TASK OBJECTIVE:
Reproduce every line of the data below, word for word, with nothing added or changed.

-- START OF INFORMATION SUPPLIED --

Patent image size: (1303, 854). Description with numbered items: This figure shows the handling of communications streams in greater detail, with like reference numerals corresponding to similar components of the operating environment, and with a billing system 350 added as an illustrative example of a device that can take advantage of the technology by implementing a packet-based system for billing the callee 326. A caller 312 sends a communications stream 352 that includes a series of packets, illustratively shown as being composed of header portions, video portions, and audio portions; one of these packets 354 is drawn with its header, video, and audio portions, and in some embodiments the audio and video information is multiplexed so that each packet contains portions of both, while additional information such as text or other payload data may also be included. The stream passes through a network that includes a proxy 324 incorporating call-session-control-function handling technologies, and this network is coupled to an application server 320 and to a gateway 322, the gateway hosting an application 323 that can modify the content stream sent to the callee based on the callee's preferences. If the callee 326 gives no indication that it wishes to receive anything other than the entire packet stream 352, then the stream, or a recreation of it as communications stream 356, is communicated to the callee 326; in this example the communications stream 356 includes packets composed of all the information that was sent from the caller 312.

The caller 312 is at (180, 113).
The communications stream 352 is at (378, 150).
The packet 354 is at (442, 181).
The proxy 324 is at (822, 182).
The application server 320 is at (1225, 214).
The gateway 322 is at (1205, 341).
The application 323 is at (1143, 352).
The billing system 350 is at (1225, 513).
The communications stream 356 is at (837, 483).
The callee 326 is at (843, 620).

-- END OF INFORMATION SUPPLIED --

WRITTEN REPLY:
Patent image size: (1303, 854). Description with numbered items: This figure shows the handling of communications streams in greater detail, with like reference numerals corresponding to similar components of the operating environment, and with a billing system 350 added as an illustrative example of a device that can take advantage of the technology by implementing a packet-based system for billing the callee 326. A caller 312 sends a communications stream 352 that includes a series of packets, illustratively shown as being composed of header portions, video portions, and audio portions; one of these packets 354 is drawn with its header, video, and audio portions, and in some embodiments the audio and video information is multiplexed so that each packet contains portions of both, while additional information such as text or other payload data may also be included. The stream passes through a network that includes a proxy 324 incorporating call-session-control-function handling technologies, and this network is coupled to an application server 320 and to a gateway 322, the gateway hosting an application 323 that can modify the content stream sent to the callee based on the callee's preferences. If the callee 326 gives no indication that it wishes to receive anything other than the entire packet stream 352, then the stream, or a recreation of it as communications stream 356, is communicated to the callee 326; in this example the communications stream 356 includes packets composed of all the information that was sent from the caller 312.

The caller 312 is at (180, 113).
The communications stream 352 is at (378, 150).
The packet 354 is at (442, 181).
The proxy 324 is at (822, 182).
The application server 320 is at (1225, 214).
The gateway 322 is at (1205, 341).
The application 323 is at (1143, 352).
The billing system 350 is at (1225, 513).
The communications stream 356 is at (837, 483).
The callee 326 is at (843, 620).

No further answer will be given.